Data for processing:
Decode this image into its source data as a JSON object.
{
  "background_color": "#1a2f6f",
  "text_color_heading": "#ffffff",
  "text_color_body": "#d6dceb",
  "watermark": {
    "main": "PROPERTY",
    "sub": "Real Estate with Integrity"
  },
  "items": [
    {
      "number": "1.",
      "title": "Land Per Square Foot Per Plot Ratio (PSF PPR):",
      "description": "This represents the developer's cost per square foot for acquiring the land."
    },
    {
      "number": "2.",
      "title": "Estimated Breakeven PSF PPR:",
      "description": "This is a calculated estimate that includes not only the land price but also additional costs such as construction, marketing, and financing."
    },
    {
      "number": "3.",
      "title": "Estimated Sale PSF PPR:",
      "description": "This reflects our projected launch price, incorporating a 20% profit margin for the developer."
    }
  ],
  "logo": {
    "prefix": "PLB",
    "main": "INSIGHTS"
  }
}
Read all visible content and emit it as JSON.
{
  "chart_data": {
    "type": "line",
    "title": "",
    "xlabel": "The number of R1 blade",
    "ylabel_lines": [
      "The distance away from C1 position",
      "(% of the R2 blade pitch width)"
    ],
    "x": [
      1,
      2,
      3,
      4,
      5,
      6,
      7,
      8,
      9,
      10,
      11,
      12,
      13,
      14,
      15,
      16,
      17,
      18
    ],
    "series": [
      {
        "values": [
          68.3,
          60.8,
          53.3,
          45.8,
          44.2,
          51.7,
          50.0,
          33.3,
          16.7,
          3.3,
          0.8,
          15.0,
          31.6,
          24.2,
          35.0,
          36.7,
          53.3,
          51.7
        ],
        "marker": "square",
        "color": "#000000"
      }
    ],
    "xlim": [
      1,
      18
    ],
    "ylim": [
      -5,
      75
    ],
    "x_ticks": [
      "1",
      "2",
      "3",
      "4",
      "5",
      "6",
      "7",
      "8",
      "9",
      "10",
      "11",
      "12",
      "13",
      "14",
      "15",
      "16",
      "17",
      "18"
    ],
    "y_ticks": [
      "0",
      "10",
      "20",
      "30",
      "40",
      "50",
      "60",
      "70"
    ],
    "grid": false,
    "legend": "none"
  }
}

Task brief:
Type out the material again exactly as presented.

Solved problem:
Decode this image into its source data as a JSON object.
{
  "background_color": "#1a2f6f",
  "text_color_heading": "#ffffff",
  "text_color_body": "#d6dceb",
  "watermark": {
    "main": "PROPERTY",
    "sub": "Real Estate with Integrity"
  },
  "items": [
    {
      "number": "1.",
      "title": "Land Per Square Foot Per Plot Ratio (PSF PPR):",
      "description": "This represents the developer's cost per square foot for acquiring the land."
    },
    {
      "number": "2.",
      "title": "Estimated Breakeven PSF PPR:",
      "description": "This is a calculated estimate that includes not only the land price but also additional costs such as construction, marketing, and financing."
    },
    {
      "number": "3.",
      "title": "Estimated Sale PSF PPR:",
      "description": "This reflects our projected launch price, incorporating a 20% profit margin for the developer."
    }
  ],
  "logo": {
    "prefix": "PLB",
    "main": "INSIGHTS"
  }
}
Read all visible content and emit it as JSON.
{
  "chart_data": {
    "type": "line",
    "title": "",
    "xlabel": "The number of R1 blade",
    "ylabel_lines": [
      "The distance away from C1 position",
      "(% of the R2 blade pitch width)"
    ],
    "x": [
      1,
      2,
      3,
      4,
      5,
      6,
      7,
      8,
      9,
      10,
      11,
      12,
      13,
      14,
      15,
      16,
      17,
      18
    ],
    "series": [
      {
        "values": [
          68.3,
          60.8,
          53.3,
          45.8,
          44.2,
          51.7,
          50.0,
          33.3,
          16.7,
          3.3,
          0.8,
          15.0,
          31.6,
          24.2,
          35.0,
          36.7,
          53.3,
          51.7
        ],
        "marker": "square",
        "color": "#000000"
      }
    ],
    "xlim": [
      1,
      18
    ],
    "ylim": [
      -5,
      75
    ],
    "x_ticks": [
      "1",
      "2",
      "3",
      "4",
      "5",
      "6",
      "7",
      "8",
      "9",
      "10",
      "11",
      "12",
      "13",
      "14",
      "15",
      "16",
      "17",
      "18"
    ],
    "y_ticks": [
      "0",
      "10",
      "20",
      "30",
      "40",
      "50",
      "60",
      "70"
    ],
    "grid": false,
    "legend": "none"
  }
}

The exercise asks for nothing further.